> _AUFGABENSTELLUNG A_:
Beantworte anhand des Textauszugs unten kurz diese Fragen:
(i) An welchen beiden Tagen fielen die genannten Entscheidungen des VfGH?
(ii) Welcher Paragraf des AWG 2002 wird zu den Bestimmungen für Abfallsammler und -behandler genannt?
(iii) Welche Abfälle hat der Beschwerdeführer übernommen?

Der Vollständigkeit halber wird jedoch darauf hingewiesen, dass der VfGH in seinen Entscheidungen vom 11.06.2002, B 139/01-13, und 25.09.2006, B 3550/05-10, gegen die Regelungen des TAWG 1990 über einen Andienungszwang keine Bedenken gehabt hat. In der erstgenannten Entscheidung hat der VfGH ausgeführt, dass die Festsetzung verpflichtender Versorgungsbereiche zwecks Vermeidung überflüssiger Abfallentsorgungswege und zur Gewährleistung einer wirtschaftlichen Ausnutzung der für die einzelnen Entsorgungsbereiche eingerichteten Deponien im öffentlichen Interesse gelegen, diesem adäquat und sachlich gerechtfertigt ist (vgl auch VwGH 15.10.2009, 2006/07/0147).
Festgehalten wird daher, dass das Landesverwaltungsgericht die vom Beschwerdeführer formulierten Bedenken betreffend die Gesetzmäßigkeit der XYer Müllabfuhrordnung und die Verfassungsmäßigkeit des TAWG nicht teilt. Es ist auch nicht ersichtlich, dass durch die XYer Müllabfuhrordnung und das TAWG in die Kompetenzen des Bundes eingegriffen würde, bestehen doch diesbezüglich keinerlei Regelungen im Abfallrecht des Bundes. Insbesondere stehen die Andienungspflichten des TAWG – anders als der Beschwerdeführer vermeint – auch nicht im Widerspruch zu den Bestimmungen für Abfallsammler und –behandler gemäß § 24a AWG 2002. Das Land ist somit zu Folge des Art 10 Abs 1 Z 12 B-VG zur Regelung der gegenständlichen Angelegenheiten zuständig und konnte zu Recht in § 15 TAWG eine Zuständigkeit der Gemeinde zur Erlassung der besagten Verordnung vorsehen. Das Landesverwaltungsgericht sieht sich daher nicht dazu veranlasst, die dem Verfahren zu Grunde liegenden abfallrechtlichen Vorschriften dem VfGH zur Prüfung vorzulegen.
Ausschlaggebend für den vorliegenden Fall ist daher die Frage der Zuordnung der Abfälle, insbesondere ob die vom Beschwerdeführer übernommenen Küchen- und Speiseabfälle aus XYer Gastronomiebetrieben von der Andienungspflicht des TAWG erfasst werden oder nicht.

> _ÜBUNGSDATEN_:
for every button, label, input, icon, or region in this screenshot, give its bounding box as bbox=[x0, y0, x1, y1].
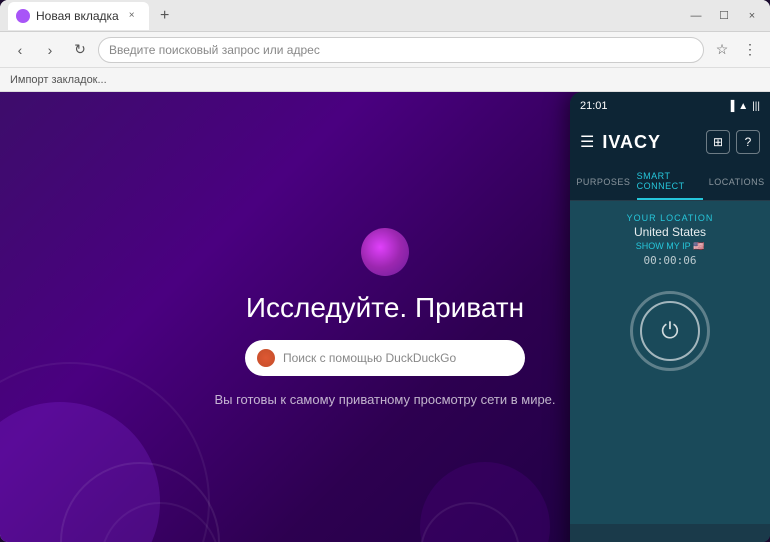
power-button-outer: ⏻ bbox=[630, 291, 710, 371]
import-bookmarks[interactable]: Импорт закладок... bbox=[10, 74, 107, 86]
your-location-label: YOUR LOCATION bbox=[627, 213, 714, 223]
forward-button[interactable]: › bbox=[38, 38, 62, 62]
tab-smart-connect[interactable]: SMART CONNECT bbox=[637, 164, 704, 200]
ip-flag: 🇺🇸 bbox=[693, 241, 704, 251]
maximize-button[interactable]: ☐ bbox=[714, 6, 734, 26]
settings-icon[interactable]: ⋮ bbox=[738, 38, 762, 62]
address-bar[interactable]: Введите поисковый запрос или адрес bbox=[98, 37, 704, 63]
vpn-timer: 00:00:06 bbox=[644, 254, 697, 267]
bookmarks-bar: Импорт закладок... bbox=[0, 68, 770, 92]
new-tab-button[interactable]: + bbox=[153, 4, 177, 28]
title-bar: Новая вкладка × + — ☐ × bbox=[0, 0, 770, 32]
vpn-tabs: PURPOSES SMART CONNECT LOCATIONS bbox=[570, 164, 770, 201]
nav-bar: ‹ › ↻ Введите поисковый запрос или адрес… bbox=[0, 32, 770, 68]
signal-icon: ||| bbox=[752, 101, 760, 112]
power-button[interactable]: ⏻ bbox=[640, 301, 700, 361]
vpn-overlay: 21:01 ▐ ▲ ||| ☰ IVACY ⊞ ? PURPOSES SMA bbox=[570, 92, 770, 542]
hamburger-menu-icon[interactable]: ☰ bbox=[580, 132, 594, 152]
refresh-button[interactable]: ↻ bbox=[68, 38, 92, 62]
vpn-grid-icon[interactable]: ⊞ bbox=[706, 130, 730, 154]
back-button[interactable]: ‹ bbox=[8, 38, 32, 62]
tab-close-button[interactable]: × bbox=[125, 9, 139, 23]
tab-locations[interactable]: LOCATIONS bbox=[703, 164, 770, 200]
power-icon: ⏻ bbox=[661, 318, 678, 344]
connected-status: Connected bbox=[570, 534, 770, 542]
tab-label: Новая вкладка bbox=[36, 9, 119, 23]
page-content: Исследуйте. Приватн Поиск с помощью Duck… bbox=[0, 92, 770, 542]
browser-tab[interactable]: Новая вкладка × bbox=[8, 2, 149, 30]
your-location-section: YOUR LOCATION United States SHOW MY IP 🇺… bbox=[570, 201, 770, 275]
power-button-container: ⏻ bbox=[630, 291, 710, 371]
search-placeholder: Поиск с помощью DuckDuckGo bbox=[283, 351, 513, 365]
vpn-help-icon[interactable]: ? bbox=[736, 130, 760, 154]
battery-icon: ▐ bbox=[727, 101, 734, 112]
vpn-status-icons: ▐ ▲ ||| bbox=[727, 101, 760, 112]
vpn-header: ☰ IVACY ⊞ ? bbox=[570, 120, 770, 164]
vpn-time: 21:01 bbox=[580, 100, 608, 112]
show-my-ip-link[interactable]: SHOW MY IP 🇺🇸 bbox=[636, 241, 704, 252]
search-container[interactable]: Поиск с помощью DuckDuckGo bbox=[245, 340, 525, 376]
minimize-button[interactable]: — bbox=[686, 6, 706, 26]
tab-purposes[interactable]: PURPOSES bbox=[570, 164, 637, 200]
tab-favicon bbox=[16, 9, 30, 23]
address-bar-text: Введите поисковый запрос или адрес bbox=[109, 43, 693, 57]
vpn-header-icons: ⊞ ? bbox=[706, 130, 760, 154]
vpn-body: YOUR LOCATION United States SHOW MY IP 🇺… bbox=[570, 201, 770, 542]
wifi-icon: ▲ bbox=[738, 101, 748, 112]
page-center: Исследуйте. Приватн Поиск с помощью Duck… bbox=[214, 228, 555, 407]
location-country: United States bbox=[634, 225, 706, 239]
show-ip-text: SHOW MY IP bbox=[636, 241, 691, 251]
close-button[interactable]: × bbox=[742, 6, 762, 26]
page-subtitle: Вы готовы к самому приватному просмотру … bbox=[214, 392, 555, 407]
browser-window: Новая вкладка × + — ☐ × ‹ › ↻ Введите по… bbox=[0, 0, 770, 542]
nav-right-icons: ☆ ⋮ bbox=[710, 38, 762, 62]
page-title: Исследуйте. Приватн bbox=[246, 292, 524, 324]
bookmark-icon[interactable]: ☆ bbox=[710, 38, 734, 62]
vpn-status-bar: 21:01 ▐ ▲ ||| bbox=[570, 92, 770, 120]
duckduckgo-icon bbox=[257, 349, 275, 367]
tor-logo bbox=[361, 228, 409, 276]
connected-section: Connected Connect To United States › bbox=[570, 524, 770, 542]
window-controls: — ☐ × bbox=[686, 6, 762, 26]
vpn-brand: IVACY bbox=[602, 132, 698, 153]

> _AUFGABENSTELLUNG B_: Sammle aus der Auflistung oben alle Zeilen, in denen das Wort „power“ vorkommt, und gib sie unverändert wieder. Dabei zählt die Groß- und Kleinschreibung.

> _VOLLSTÄNDIGE LÖSUNG A_:
(i) Am 11.06.2002 und am 25.09.2006
(ii) § 24a AWG 2002
(iii) Küchen- und Speiseabfälle aus XYer Gastronomiebetrieben

> _VOLLSTÄNDIGE LÖSUNG B_:
power-button-outer: ⏻ bbox=[630, 291, 710, 371]
power-button[interactable]: ⏻ bbox=[640, 301, 700, 361]
power-icon: ⏻ bbox=[661, 318, 678, 344]
power-button-container: ⏻ bbox=[630, 291, 710, 371]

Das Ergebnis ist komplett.